Recorded data:
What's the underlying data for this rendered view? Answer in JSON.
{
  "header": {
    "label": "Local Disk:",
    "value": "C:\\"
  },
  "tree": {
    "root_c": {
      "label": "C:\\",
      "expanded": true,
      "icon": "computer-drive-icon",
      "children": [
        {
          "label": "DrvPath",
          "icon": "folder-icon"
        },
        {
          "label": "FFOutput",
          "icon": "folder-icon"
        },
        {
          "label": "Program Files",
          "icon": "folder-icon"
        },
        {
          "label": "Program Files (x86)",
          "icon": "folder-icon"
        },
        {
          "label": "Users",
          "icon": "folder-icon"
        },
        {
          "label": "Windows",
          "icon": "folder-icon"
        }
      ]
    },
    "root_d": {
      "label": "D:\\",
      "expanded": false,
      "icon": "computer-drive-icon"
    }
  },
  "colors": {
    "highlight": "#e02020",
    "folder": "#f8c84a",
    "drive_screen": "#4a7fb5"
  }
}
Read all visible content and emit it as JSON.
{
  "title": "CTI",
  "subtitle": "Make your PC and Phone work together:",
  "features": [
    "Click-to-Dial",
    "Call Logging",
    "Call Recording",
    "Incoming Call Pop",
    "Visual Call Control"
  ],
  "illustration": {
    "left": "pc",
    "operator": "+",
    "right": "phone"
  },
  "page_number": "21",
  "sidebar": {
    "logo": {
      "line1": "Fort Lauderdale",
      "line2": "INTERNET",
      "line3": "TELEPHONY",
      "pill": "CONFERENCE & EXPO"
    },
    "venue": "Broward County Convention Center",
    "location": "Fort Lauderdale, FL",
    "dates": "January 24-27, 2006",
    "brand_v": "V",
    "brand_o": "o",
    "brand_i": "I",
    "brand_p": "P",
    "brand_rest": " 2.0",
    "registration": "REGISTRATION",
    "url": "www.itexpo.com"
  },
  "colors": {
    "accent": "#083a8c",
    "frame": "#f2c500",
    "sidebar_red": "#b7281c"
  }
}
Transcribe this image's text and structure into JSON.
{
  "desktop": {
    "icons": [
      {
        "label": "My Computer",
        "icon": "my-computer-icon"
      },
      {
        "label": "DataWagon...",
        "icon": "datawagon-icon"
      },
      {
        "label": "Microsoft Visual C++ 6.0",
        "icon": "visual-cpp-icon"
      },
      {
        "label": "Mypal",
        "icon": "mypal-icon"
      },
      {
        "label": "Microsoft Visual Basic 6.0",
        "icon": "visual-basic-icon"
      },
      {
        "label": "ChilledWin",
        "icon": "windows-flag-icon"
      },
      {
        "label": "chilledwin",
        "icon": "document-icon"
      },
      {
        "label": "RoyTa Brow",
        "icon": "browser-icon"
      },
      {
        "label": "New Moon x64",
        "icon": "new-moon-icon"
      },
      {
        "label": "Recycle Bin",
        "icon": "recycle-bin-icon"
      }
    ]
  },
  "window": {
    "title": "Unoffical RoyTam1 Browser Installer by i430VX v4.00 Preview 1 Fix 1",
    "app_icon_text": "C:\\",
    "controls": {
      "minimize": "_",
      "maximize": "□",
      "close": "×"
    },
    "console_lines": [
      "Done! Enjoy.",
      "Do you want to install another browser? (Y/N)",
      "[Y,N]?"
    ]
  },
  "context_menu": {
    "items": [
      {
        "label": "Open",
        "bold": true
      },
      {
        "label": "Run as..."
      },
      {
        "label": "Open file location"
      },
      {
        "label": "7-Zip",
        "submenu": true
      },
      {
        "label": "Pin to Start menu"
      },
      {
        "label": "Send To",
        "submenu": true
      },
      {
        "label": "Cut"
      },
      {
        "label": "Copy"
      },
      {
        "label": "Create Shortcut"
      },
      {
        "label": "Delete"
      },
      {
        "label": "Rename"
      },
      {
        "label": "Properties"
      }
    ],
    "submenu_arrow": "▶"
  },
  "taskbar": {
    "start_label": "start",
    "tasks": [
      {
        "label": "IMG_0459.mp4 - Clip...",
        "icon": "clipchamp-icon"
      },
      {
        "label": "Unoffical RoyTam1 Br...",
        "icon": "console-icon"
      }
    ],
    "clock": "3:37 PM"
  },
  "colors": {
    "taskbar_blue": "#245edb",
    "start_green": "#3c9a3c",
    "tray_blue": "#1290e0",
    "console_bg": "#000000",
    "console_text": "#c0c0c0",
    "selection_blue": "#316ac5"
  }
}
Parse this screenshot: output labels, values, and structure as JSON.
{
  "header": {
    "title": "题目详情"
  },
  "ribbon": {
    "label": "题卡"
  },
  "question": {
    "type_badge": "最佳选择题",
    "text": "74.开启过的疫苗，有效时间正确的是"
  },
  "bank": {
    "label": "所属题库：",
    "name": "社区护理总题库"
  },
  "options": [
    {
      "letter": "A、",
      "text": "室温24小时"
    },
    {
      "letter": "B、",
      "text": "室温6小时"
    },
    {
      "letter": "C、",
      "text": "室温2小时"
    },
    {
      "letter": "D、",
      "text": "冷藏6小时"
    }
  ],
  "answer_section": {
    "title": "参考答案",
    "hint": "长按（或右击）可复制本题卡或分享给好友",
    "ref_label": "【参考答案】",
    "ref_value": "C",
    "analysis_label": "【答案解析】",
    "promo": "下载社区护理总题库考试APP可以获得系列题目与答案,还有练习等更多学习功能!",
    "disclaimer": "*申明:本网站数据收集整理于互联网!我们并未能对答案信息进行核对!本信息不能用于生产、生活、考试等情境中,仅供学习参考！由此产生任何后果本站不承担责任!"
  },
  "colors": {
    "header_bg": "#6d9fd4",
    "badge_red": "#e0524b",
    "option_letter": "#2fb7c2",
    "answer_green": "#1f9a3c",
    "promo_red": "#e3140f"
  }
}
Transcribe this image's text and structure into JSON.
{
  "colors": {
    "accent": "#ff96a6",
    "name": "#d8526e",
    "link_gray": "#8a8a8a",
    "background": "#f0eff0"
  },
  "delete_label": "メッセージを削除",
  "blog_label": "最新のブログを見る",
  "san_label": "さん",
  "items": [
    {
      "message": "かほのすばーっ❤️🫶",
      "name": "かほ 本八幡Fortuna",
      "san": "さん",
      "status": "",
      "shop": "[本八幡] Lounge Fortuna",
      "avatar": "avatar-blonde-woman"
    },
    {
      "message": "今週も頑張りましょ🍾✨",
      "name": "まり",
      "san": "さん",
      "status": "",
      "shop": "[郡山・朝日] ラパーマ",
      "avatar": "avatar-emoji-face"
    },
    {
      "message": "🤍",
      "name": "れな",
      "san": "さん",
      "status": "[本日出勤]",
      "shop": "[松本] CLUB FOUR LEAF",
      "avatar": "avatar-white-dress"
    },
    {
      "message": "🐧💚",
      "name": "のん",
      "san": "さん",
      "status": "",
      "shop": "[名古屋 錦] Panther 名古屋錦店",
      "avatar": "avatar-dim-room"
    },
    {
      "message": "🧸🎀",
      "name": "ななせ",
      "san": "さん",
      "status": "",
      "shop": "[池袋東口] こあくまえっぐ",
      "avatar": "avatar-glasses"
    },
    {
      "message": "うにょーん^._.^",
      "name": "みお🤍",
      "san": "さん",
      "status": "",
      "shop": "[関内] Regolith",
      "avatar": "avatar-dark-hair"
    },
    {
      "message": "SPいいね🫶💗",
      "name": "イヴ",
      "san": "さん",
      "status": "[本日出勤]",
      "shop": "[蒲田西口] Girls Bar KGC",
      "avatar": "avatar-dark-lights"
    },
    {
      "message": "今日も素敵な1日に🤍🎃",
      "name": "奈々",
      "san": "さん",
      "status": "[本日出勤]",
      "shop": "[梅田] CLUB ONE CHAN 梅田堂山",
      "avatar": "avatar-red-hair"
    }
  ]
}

**Work required**
Please reproduce all of the entries exactly as they stand.

**Full output**
What's the underlying data for this rendered view? Answer in JSON.
{
  "header": {
    "label": "Local Disk:",
    "value": "C:\\"
  },
  "tree": {
    "root_c": {
      "label": "C:\\",
      "expanded": true,
      "icon": "computer-drive-icon",
      "children": [
        {
          "label": "DrvPath",
          "icon": "folder-icon"
        },
        {
          "label": "FFOutput",
          "icon": "folder-icon"
        },
        {
          "label": "Program Files",
          "icon": "folder-icon"
        },
        {
          "label": "Program Files (x86)",
          "icon": "folder-icon"
        },
        {
          "label": "Users",
          "icon": "folder-icon"
        },
        {
          "label": "Windows",
          "icon": "folder-icon"
        }
      ]
    },
    "root_d": {
      "label": "D:\\",
      "expanded": false,
      "icon": "computer-drive-icon"
    }
  },
  "colors": {
    "highlight": "#e02020",
    "folder": "#f8c84a",
    "drive_screen": "#4a7fb5"
  }
}
Read all visible content and emit it as JSON.
{
  "title": "CTI",
  "subtitle": "Make your PC and Phone work together:",
  "features": [
    "Click-to-Dial",
    "Call Logging",
    "Call Recording",
    "Incoming Call Pop",
    "Visual Call Control"
  ],
  "illustration": {
    "left": "pc",
    "operator": "+",
    "right": "phone"
  },
  "page_number": "21",
  "sidebar": {
    "logo": {
      "line1": "Fort Lauderdale",
      "line2": "INTERNET",
      "line3": "TELEPHONY",
      "pill": "CONFERENCE & EXPO"
    },
    "venue": "Broward County Convention Center",
    "location": "Fort Lauderdale, FL",
    "dates": "January 24-27, 2006",
    "brand_v": "V",
    "brand_o": "o",
    "brand_i": "I",
    "brand_p": "P",
    "brand_rest": " 2.0",
    "registration": "REGISTRATION",
    "url": "www.itexpo.com"
  },
  "colors": {
    "accent": "#083a8c",
    "frame": "#f2c500",
    "sidebar_red": "#b7281c"
  }
}
Transcribe this image's text and structure into JSON.
{
  "desktop": {
    "icons": [
      {
        "label": "My Computer",
        "icon": "my-computer-icon"
      },
      {
        "label": "DataWagon...",
        "icon": "datawagon-icon"
      },
      {
        "label": "Microsoft Visual C++ 6.0",
        "icon": "visual-cpp-icon"
      },
      {
        "label": "Mypal",
        "icon": "mypal-icon"
      },
      {
        "label": "Microsoft Visual Basic 6.0",
        "icon": "visual-basic-icon"
      },
      {
        "label": "ChilledWin",
        "icon": "windows-flag-icon"
      },
      {
        "label": "chilledwin",
        "icon": "document-icon"
      },
      {
        "label": "RoyTa Brow",
        "icon": "browser-icon"
      },
      {
        "label": "New Moon x64",
        "icon": "new-moon-icon"
      },
      {
        "label": "Recycle Bin",
        "icon": "recycle-bin-icon"
      }
    ]
  },
  "window": {
    "title": "Unoffical RoyTam1 Browser Installer by i430VX v4.00 Preview 1 Fix 1",
    "app_icon_text": "C:\\",
    "controls": {
      "minimize": "_",
      "maximize": "□",
      "close": "×"
    },
    "console_lines": [
      "Done! Enjoy.",
      "Do you want to install another browser? (Y/N)",
      "[Y,N]?"
    ]
  },
  "context_menu": {
    "items": [
      {
        "label": "Open",
        "bold": true
      },
      {
        "label": "Run as..."
      },
      {
        "label": "Open file location"
      },
      {
        "label": "7-Zip",
        "submenu": true
      },
      {
        "label": "Pin to Start menu"
      },
      {
        "label": "Send To",
        "submenu": true
      },
      {
        "label": "Cut"
      },
      {
        "label": "Copy"
      },
      {
        "label": "Create Shortcut"
      },
      {
        "label": "Delete"
      },
      {
        "label": "Rename"
      },
      {
        "label": "Properties"
      }
    ],
    "submenu_arrow": "▶"
  },
  "taskbar": {
    "start_label": "start",
    "tasks": [
      {
        "label": "IMG_0459.mp4 - Clip...",
        "icon": "clipchamp-icon"
      },
      {
        "label": "Unoffical RoyTam1 Br...",
        "icon": "console-icon"
      }
    ],
    "clock": "3:37 PM"
  },
  "colors": {
    "taskbar_blue": "#245edb",
    "start_green": "#3c9a3c",
    "tray_blue": "#1290e0",
    "console_bg": "#000000",
    "console_text": "#c0c0c0",
    "selection_blue": "#316ac5"
  }
}
Parse this screenshot: output labels, values, and structure as JSON.
{
  "header": {
    "title": "题目详情"
  },
  "ribbon": {
    "label": "题卡"
  },
  "question": {
    "type_badge": "最佳选择题",
    "text": "74.开启过的疫苗，有效时间正确的是"
  },
  "bank": {
    "label": "所属题库：",
    "name": "社区护理总题库"
  },
  "options": [
    {
      "letter": "A、",
      "text": "室温24小时"
    },
    {
      "letter": "B、",
      "text": "室温6小时"
    },
    {
      "letter": "C、",
      "text": "室温2小时"
    },
    {
      "letter": "D、",
      "text": "冷藏6小时"
    }
  ],
  "answer_section": {
    "title": "参考答案",
    "hint": "长按（或右击）可复制本题卡或分享给好友",
    "ref_label": "【参考答案】",
    "ref_value": "C",
    "analysis_label": "【答案解析】",
    "promo": "下载社区护理总题库考试APP可以获得系列题目与答案,还有练习等更多学习功能!",
    "disclaimer": "*申明:本网站数据收集整理于互联网!我们并未能对答案信息进行核对!本信息不能用于生产、生活、考试等情境中,仅供学习参考！由此产生任何后果本站不承担责任!"
  },
  "colors": {
    "header_bg": "#6d9fd4",
    "badge_red": "#e0524b",
    "option_letter": "#2fb7c2",
    "answer_green": "#1f9a3c",
    "promo_red": "#e3140f"
  }
}
Transcribe this image's text and structure into JSON.
{
  "colors": {
    "accent": "#ff96a6",
    "name": "#d8526e",
    "link_gray": "#8a8a8a",
    "background": "#f0eff0"
  },
  "delete_label": "メッセージを削除",
  "blog_label": "最新のブログを見る",
  "san_label": "さん",
  "items": [
    {
      "message": "かほのすばーっ❤️🫶",
      "name": "かほ 本八幡Fortuna",
      "san": "さん",
      "status": "",
      "shop": "[本八幡] Lounge Fortuna",
      "avatar": "avatar-blonde-woman"
    },
    {
      "message": "今週も頑張りましょ🍾✨",
      "name": "まり",
      "san": "さん",
      "status": "",
      "shop": "[郡山・朝日] ラパーマ",
      "avatar": "avatar-emoji-face"
    },
    {
      "message": "🤍",
      "name": "れな",
      "san": "さん",
      "status": "[本日出勤]",
      "shop": "[松本] CLUB FOUR LEAF",
      "avatar": "avatar-white-dress"
    },
    {
      "message": "🐧💚",
      "name": "のん",
      "san": "さん",
      "status": "",
      "shop": "[名古屋 錦] Panther 名古屋錦店",
      "avatar": "avatar-dim-room"
    },
    {
      "message": "🧸🎀",
      "name": "ななせ",
      "san": "さん",
      "status": "",
      "shop": "[池袋東口] こあくまえっぐ",
      "avatar": "avatar-glasses"
    },
    {
      "message": "うにょーん^._.^",
      "name": "みお🤍",
      "san": "さん",
      "status": "",
      "shop": "[関内] Regolith",
      "avatar": "avatar-dark-hair"
    },
    {
      "message": "SPいいね🫶💗",
      "name": "イヴ",
      "san": "さん",
      "status": "[本日出勤]",
      "shop": "[蒲田西口] Girls Bar KGC",
      "avatar": "avatar-dark-lights"
    },
    {
      "message": "今日も素敵な1日に🤍🎃",
      "name": "奈々",
      "san": "さん",
      "status": "[本日出勤]",
      "shop": "[梅田] CLUB ONE CHAN 梅田堂山",
      "avatar": "avatar-red-hair"
    }
  ]
}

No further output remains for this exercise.